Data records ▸
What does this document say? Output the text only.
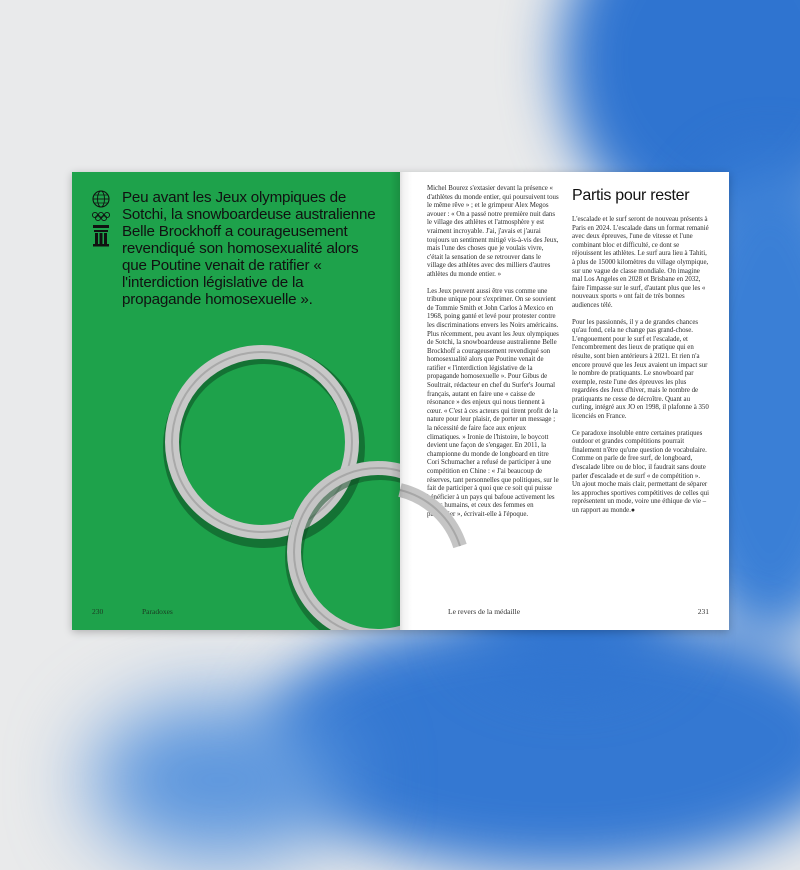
Peu avant les Jeux olympiques de Sotchi, la snowboardeuse australienne Belle Brockhoff a courageusement revendiqué son homosexualité alors que Poutine venait de ratifier « l'interdiction législative de la propagande homosexuelle ».
230	Paradoxes

Michel Bourez s'extasier devant la présence « d'athlètes du monde entier, qui poursuivent tous le même rêve » ; et le grimpeur Alex Megos avouer : « On a passé notre première nuit dans le village des athlètes et l'atmosphère y est vraiment incroyable. J'ai, j'avais et j'aurai toujours un sentiment mitigé vis-à-vis des Jeux, mais l'une des choses que je voulais vivre, c'était la sensation de se retrouver dans le village des athlètes avec des milliers d'autres athlètes du monde entier. »

Les Jeux peuvent aussi être vus comme une tribune unique pour s'exprimer. On se souvient de Tommie Smith et John Carlos à Mexico en 1968, poing ganté et levé pour protester contre les discriminations envers les Noirs américains. Plus récemment, peu avant les Jeux olympiques de Sotchi, la snowboardeuse australienne Belle Brockhoff a courageusement revendiqué son homosexualité alors que Poutine venait de ratifier « l'interdiction législative de la propagande homosexuelle ». Pour Gibus de Soultrait, rédacteur en chef du Surfer's Journal français, autant en faire une « caisse de résonance » des enjeux qui nous tiennent à cœur. « C'est à ces acteurs qui tirent profit de la nature pour leur plaisir, de porter un message ; la nécessité de faire face aux enjeux climatiques. » Ironie de l'histoire, le boycott devient une façon de s'engager. En 2011, la championne du monde de longboard en titre Cori Schumacher a refusé de participer à une compétition en Chine : « J'ai beaucoup de réserves, tant personnelles que politiques, sur le fait de participer à quoi que ce soit qui puisse bénéficier à un pays qui bafoue activement les droits humains, et ceux des femmes en particulier », écrivait-elle à l'époque.

Partis pour rester

L'escalade et le surf seront de nouveau présents à Paris en 2024. L'escalade dans un format remanié avec deux épreuves, l'une de vitesse et l'une combinant bloc et difficulté, ce dont se réjouissent les athlètes. Le surf aura lieu à Tahiti, à plus de 15000 kilomètres du village olympique, sur une vague de classe mondiale. On imagine mal Los Angeles en 2028 et Brisbane en 2032, faire l'impasse sur le surf, d'autant plus que les « nouveaux sports » ont fait de très bonnes audiences télé.

Pour les passionnés, il y a de grandes chances qu'au fond, cela ne change pas grand-chose. L'engouement pour le surf et l'escalade, et l'encombrement des lieux de pratique qui en résulte, sont bien antérieurs à 2021. Et rien n'a encore prouvé que les Jeux avaient un impact sur le nombre de pratiquants. Le snowboard par exemple, reste l'une des épreuves les plus regardées des Jeux d'hiver, mais le nombre de pratiquants ne cesse de décroître. Quant au curling, intégré aux JO en 1998, il plafonne à 350 licenciés en France.

Ce paradoxe insoluble entre certaines pratiques outdoor et grandes compétitions pourrait finalement n'être qu'une question de vocabulaire. Comme on parle de free surf, de longboard, d'escalade libre ou de bloc, il faudrait sans doute parler d'escalade et de surf « de compétition ». Un ajout moche mais clair, permettant de séparer les approches sportives compétitives de celles qui représentent un mode, voire une éthique de vie – un rapport au monde.●

Le revers de la médaille	231
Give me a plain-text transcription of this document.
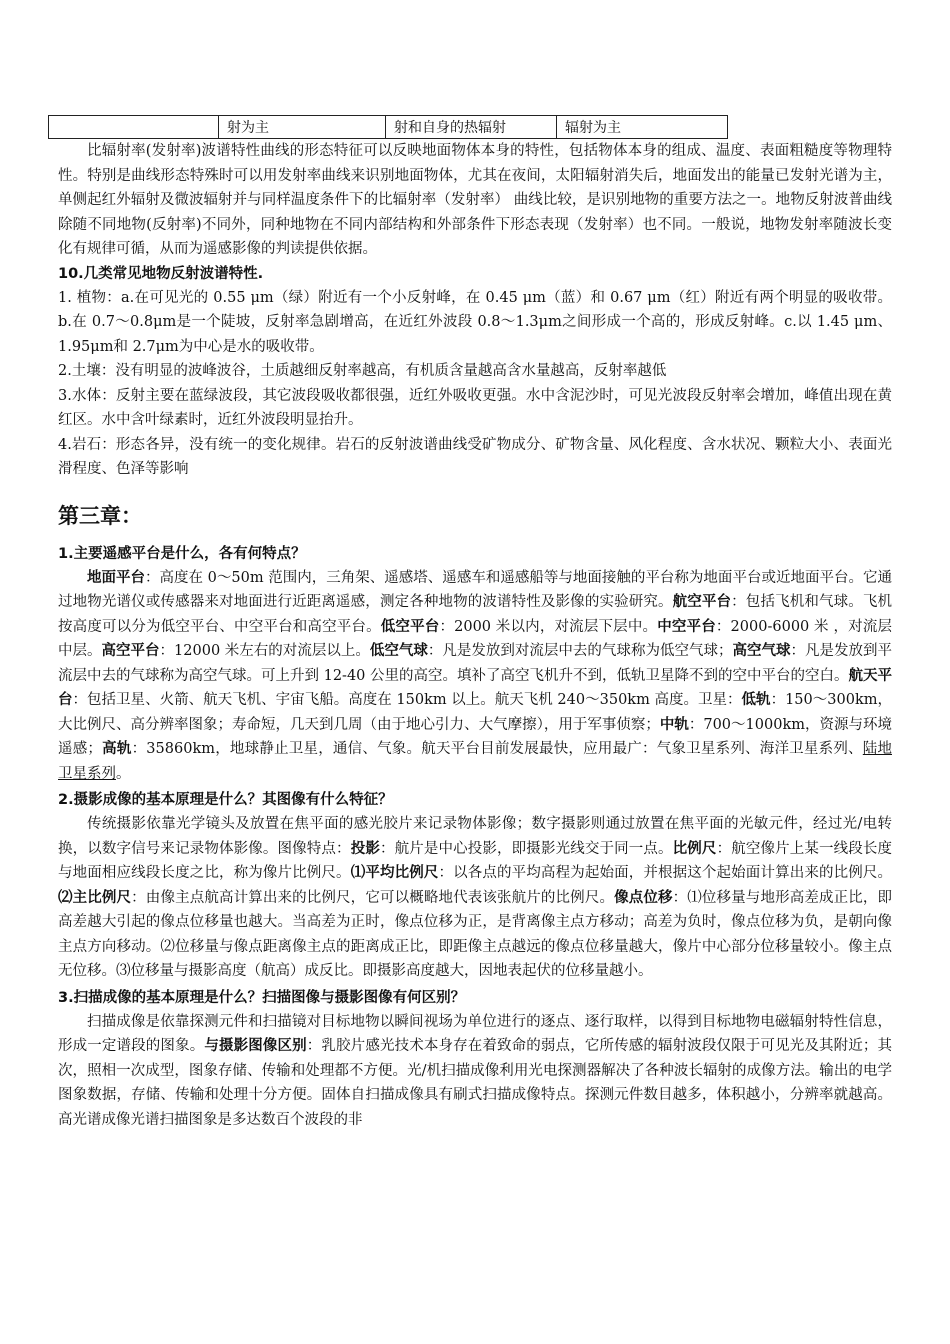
	射为主	射和自身的热辐射	辐射为主

比辐射率(发射率)波谱特性曲线的形态特征可以反映地面物体本身的特性，包括物体本身的组成、温度、表面粗糙度等物理特性。特别是曲线形态特殊时可以用发射率曲线来识别地面物体，尤其在夜间，太阳辐射消失后，地面发出的能量已发射光谱为主，单侧起红外辐射及微波辐射并与同样温度条件下的比辐射率（发射率） 曲线比较，是识别地物的重要方法之一。地物反射波普曲线除随不同地物(反射率)不同外，同种地物在不同内部结构和外部条件下形态表现（发射率）也不同。一般说，地物发射率随波长变化有规律可循，从而为遥感影像的判读提供依据。

10.几类常见地物反射波谱特性.

1. 植物：a.在可见光的 0.55 μm（绿）附近有一个小反射峰，在 0.45 μm（蓝）和 0.67 μm（红）附近有两个明显的吸收带。b.在 0.7～0.8μm是一个陡坡，反射率急剧增高，在近红外波段 0.8～1.3μm之间形成一个高的，形成反射峰。c.以 1.45 μm、1.95μm和 2.7μm为中心是水的吸收带。

2.土壤：没有明显的波峰波谷，土质越细反射率越高，有机质含量越高含水量越高，反射率越低

3.水体：反射主要在蓝绿波段，其它波段吸收都很强，近红外吸收更强。水中含泥沙时，可见光波段反射率会增加，峰值出现在黄红区。水中含叶绿素时，近红外波段明显抬升。

4.岩石：形态各异，没有统一的变化规律。岩石的反射波谱曲线受矿物成分、矿物含量、风化程度、含水状况、颗粒大小、表面光滑程度、色泽等影响

第三章：

1.主要遥感平台是什么，各有何特点？

地面平台：高度在 0～50m 范围内，三角架、遥感塔、遥感车和遥感船等与地面接触的平台称为地面平台或近地面平台。它通过地物光谱仪或传感器来对地面进行近距离遥感，测定各种地物的波谱特性及影像的实验研究。航空平台：包括飞机和气球。飞机按高度可以分为低空平台、中空平台和高空平台。低空平台：2000 米以内，对流层下层中。中空平台：2000-6000 米 ，对流层中层。高空平台：12000 米左右的对流层以上。低空气球：凡是发放到对流层中去的气球称为低空气球；高空气球：凡是发放到平流层中去的气球称为高空气球。可上升到 12-40 公里的高空。填补了高空飞机升不到，低轨卫星降不到的空中平台的空白。航天平台：包括卫星、火箭、航天飞机、宇宙飞船。高度在 150km 以上。航天飞机 240～350km 高度。卫星：低轨：150～300km，大比例尺、高分辨率图象；寿命短，几天到几周（由于地心引力、大气摩擦），用于军事侦察；中轨：700～1000km，资源与环境遥感；高轨：35860km，地球静止卫星，通信、气象。航天平台目前发展最快，应用最广：气象卫星系列、海洋卫星系列、陆地卫星系列。

2.摄影成像的基本原理是什么？其图像有什么特征？

传统摄影依靠光学镜头及放置在焦平面的感光胶片来记录物体影像；数字摄影则通过放置在焦平面的光敏元件，经过光/电转换，以数字信号来记录物体影像。图像特点：投影：航片是中心投影，即摄影光线交于同一点。比例尺：航空像片上某一线段长度与地面相应线段长度之比，称为像片比例尺。⑴平均比例尺：以各点的平均高程为起始面，并根据这个起始面计算出来的比例尺。 ⑵主比例尺：由像主点航高计算出来的比例尺，它可以概略地代表该张航片的比例尺。像点位移：⑴位移量与地形高差成正比，即高差越大引起的像点位移量也越大。当高差为正时，像点位移为正，是背离像主点方移动；高差为负时，像点位移为负，是朝向像主点方向移动。⑵位移量与像点距离像主点的距离成正比，即距像主点越远的像点位移量越大，像片中心部分位移量较小。像主点无位移。⑶位移量与摄影高度（航高）成反比。即摄影高度越大，因地表起伏的位移量越小。

3.扫描成像的基本原理是什么？扫描图像与摄影图像有何区别？

扫描成像是依靠探测元件和扫描镜对目标地物以瞬间视场为单位进行的逐点、逐行取样，以得到目标地物电磁辐射特性信息，形成一定谱段的图象。与摄影图像区别：乳胶片感光技术本身存在着致命的弱点，它所传感的辐射波段仅限于可见光及其附近；其次，照相一次成型，图象存储、传输和处理都不方便。光/机扫描成像利用光电探测器解决了各种波长辐射的成像方法。输出的电学图象数据，存储、传输和处理十分方便。固体自扫描成像具有刷式扫描成像特点。探测元件数目越多，体积越小，分辨率就越高。高光谱成像光谱扫描图象是多达数百个波段的非
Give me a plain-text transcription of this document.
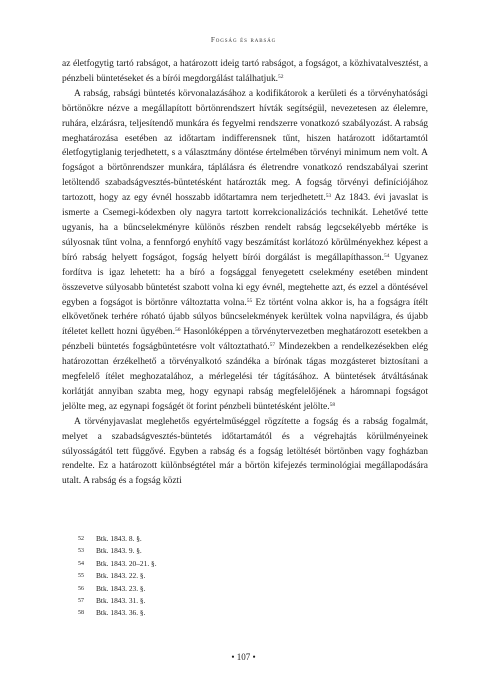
Fogság és rabság

az életfogytig tartó rabságot, a határozott ideig tartó rabságot, a fogságot, a közhivatalvesztést, a pénzbeli büntetéseket és a bírói megdorgálást találhatjuk.$^{52}$

A rabság, rabsági büntetés körvonalazásához a kodifikátorok a kerületi és a törvényhatósági börtönökre nézve a megállapított börtönrendszert hívták segítségül, nevezetesen az élelemre, ruhára, elzárásra, teljesítendő munkára és fegyelmi rendszerre vonatkozó szabályozást. A rabság meghatározása esetében az időtartam indifferensnek tűnt, hiszen határozott időtartamtól életfogytiglanig terjedhetett, s a választmány döntése értelmében törvényi minimum nem volt. A fogságot a börtönrendszer munkára, táplálásra és életrendre vonatkozó rendszabályai szerint letöltendő szabadságvesztés-büntetésként határozták meg. A fogság törvényi definíciójához tartozott, hogy az egy évnél hosszabb időtartamra nem terjedhetett.$^{53}$ Az 1843. évi javaslat is ismerte a Csemegi-kódexben oly nagyra tartott korrekcionalizációs technikát. Lehetővé tette ugyanis, ha a bűncselekményre különös részben rendelt rabság legcsekélyebb mértéke is súlyosnak tűnt volna, a fennforgó enyhítő vagy beszámítást korlátozó körülményekhez képest a bíró rabság helyett fogságot, fogság helyett bírói dorgálást is megállapíthasson.$^{54}$ Ugyanez fordítva is igaz lehetett: ha a bíró a fogsággal fenyegetett cselekmény esetében mindent összevetve súlyosabb büntetést szabott volna ki egy évnél, megtehette azt, és ezzel a döntésével egyben a fogságot is börtönre változtatta volna.$^{55}$ Ez történt volna akkor is, ha a fogságra ítélt elkövetőnek terhére róható újabb súlyos bűncselekmények kerültek volna napvilágra, és újabb ítéletet kellett hozni ügyében.$^{56}$ Hasonlóképpen a törvénytervezetben meghatározott esetekben a pénzbeli büntetés fogságbüntetésre volt változtatható.$^{57}$ Mindezekben a rendelkezésekben elég határozottan érzékelhető a törvényalkotó szándéka a bírónak tágas mozgásteret biztosítani a megfelelő ítélet meghozatalához, a mérlegelési tér tágításához. A büntetések átváltásának korlátját annyiban szabta meg, hogy egynapi rabság megfelelőjének a háromnapi fogságot jelölte meg, az egynapi fogságét öt forint pénzbeli büntetésként jelölte.$^{58}$

A törvényjavaslat meglehetős egyértelműséggel rögzítette a fogság és a rabság fogalmát, melyet a szabadságvesztés-büntetés időtartamától és a végrehajtás körülményeinek súlyosságától tett függővé. Egyben a rabság és a fogság letöltését börtönben vagy fogházban rendelte. Ez a határozott különbségtétel már a börtön kifejezés terminológiai megállapodására utalt. A rabság és a fogság közti

52 Btk. 1843. 8. §.
53 Btk. 1843. 9. §.
54 Btk. 1843. 20–21. §.
55 Btk. 1843. 22. §.
56 Btk. 1843. 23. §.
57 Btk. 1843. 31. §.
58 Btk. 1843. 36. §.
• 107 •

EXERCISE DIRECTIONS ▸
Lines that hold the word "Sotchi" are the ones to return, every one of them.

RESULT ▸
Peu avant les Jeux olympiques de Sotchi, la snowboardeuse australienne Belle Brockhoff a courageusement revendiqué son homosexualité alors que Poutine venait de ratifier « l'interdiction législative de la propagande homosexuelle ».
Les Jeux peuvent aussi être vus comme une tribune unique pour s'exprimer. On se souvient de Tommie Smith et John Carlos à Mexico en 1968, poing ganté et levé pour protester contre les discriminations envers les Noirs américains. Plus récemment, peu avant les Jeux olympiques de Sotchi, la snowboardeuse australienne Belle Brockhoff a courageusement revendiqué son homosexualité alors que Poutine venait de ratifier « l'interdiction législative de la propagande homosexuelle ». Pour Gibus de Soultrait, rédacteur en chef du Surfer's Journal français, autant en faire une « caisse de résonance » des enjeux qui nous tiennent à cœur. « C'est à ces acteurs qui tirent profit de la nature pour leur plaisir, de porter un message ; la nécessité de faire face aux enjeux climatiques. » Ironie de l'histoire, le boycott devient une façon de s'engager. En 2011, la championne du monde de longboard en titre Cori Schumacher a refusé de participer à une compétition en Chine : « J'ai beaucoup de réserves, tant personnelles que politiques, sur le fait de participer à quoi que ce soit qui puisse bénéficier à un pays qui bafoue activement les droits humains, et ceux des femmes en particulier », écrivait-elle à l'époque.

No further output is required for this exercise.